[Dataset listings of figures]
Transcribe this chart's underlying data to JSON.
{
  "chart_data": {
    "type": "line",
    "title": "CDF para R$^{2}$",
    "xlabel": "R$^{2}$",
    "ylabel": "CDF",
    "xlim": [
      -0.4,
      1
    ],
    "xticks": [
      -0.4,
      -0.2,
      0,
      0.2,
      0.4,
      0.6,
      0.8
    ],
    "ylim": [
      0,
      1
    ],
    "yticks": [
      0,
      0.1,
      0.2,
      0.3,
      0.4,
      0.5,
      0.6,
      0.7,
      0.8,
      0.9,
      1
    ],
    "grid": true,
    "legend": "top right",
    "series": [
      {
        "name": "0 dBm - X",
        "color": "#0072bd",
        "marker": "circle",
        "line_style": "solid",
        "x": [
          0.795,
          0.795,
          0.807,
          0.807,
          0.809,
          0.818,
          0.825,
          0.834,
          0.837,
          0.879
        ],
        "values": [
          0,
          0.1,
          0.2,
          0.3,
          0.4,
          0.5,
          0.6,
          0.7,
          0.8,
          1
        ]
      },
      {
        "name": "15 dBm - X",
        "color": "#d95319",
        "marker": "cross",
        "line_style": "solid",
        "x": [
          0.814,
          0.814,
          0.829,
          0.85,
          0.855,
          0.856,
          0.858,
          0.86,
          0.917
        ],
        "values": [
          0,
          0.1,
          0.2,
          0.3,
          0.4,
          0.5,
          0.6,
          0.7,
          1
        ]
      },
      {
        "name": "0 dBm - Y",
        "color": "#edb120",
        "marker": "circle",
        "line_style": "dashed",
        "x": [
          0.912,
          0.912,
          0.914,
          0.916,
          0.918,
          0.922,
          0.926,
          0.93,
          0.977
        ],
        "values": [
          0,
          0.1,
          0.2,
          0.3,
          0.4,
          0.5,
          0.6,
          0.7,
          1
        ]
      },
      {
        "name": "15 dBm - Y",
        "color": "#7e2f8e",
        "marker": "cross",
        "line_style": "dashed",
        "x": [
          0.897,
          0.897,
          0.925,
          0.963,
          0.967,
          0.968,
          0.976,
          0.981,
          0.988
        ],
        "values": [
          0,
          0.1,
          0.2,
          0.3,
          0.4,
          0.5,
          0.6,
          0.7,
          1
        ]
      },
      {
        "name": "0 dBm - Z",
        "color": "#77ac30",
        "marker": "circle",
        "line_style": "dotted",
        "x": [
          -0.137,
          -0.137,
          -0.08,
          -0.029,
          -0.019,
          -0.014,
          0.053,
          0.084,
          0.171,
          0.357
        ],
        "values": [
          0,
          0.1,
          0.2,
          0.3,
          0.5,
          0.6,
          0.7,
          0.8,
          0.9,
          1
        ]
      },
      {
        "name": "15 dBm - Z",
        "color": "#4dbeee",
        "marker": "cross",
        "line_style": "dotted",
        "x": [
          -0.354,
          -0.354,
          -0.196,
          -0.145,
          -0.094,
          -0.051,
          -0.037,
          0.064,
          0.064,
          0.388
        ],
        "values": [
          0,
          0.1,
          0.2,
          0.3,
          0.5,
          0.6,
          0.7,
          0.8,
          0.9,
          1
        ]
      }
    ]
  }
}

● **Goal of the exercise**
Pick out and copy the lines of the entries that hold the string "name".

● **Answer to the task**
        "name": "0 dBm - X",
        "name": "15 dBm - X",
        "name": "0 dBm - Y",
        "name": "15 dBm - Y",
        "name": "0 dBm - Z",
        "name": "15 dBm - Z",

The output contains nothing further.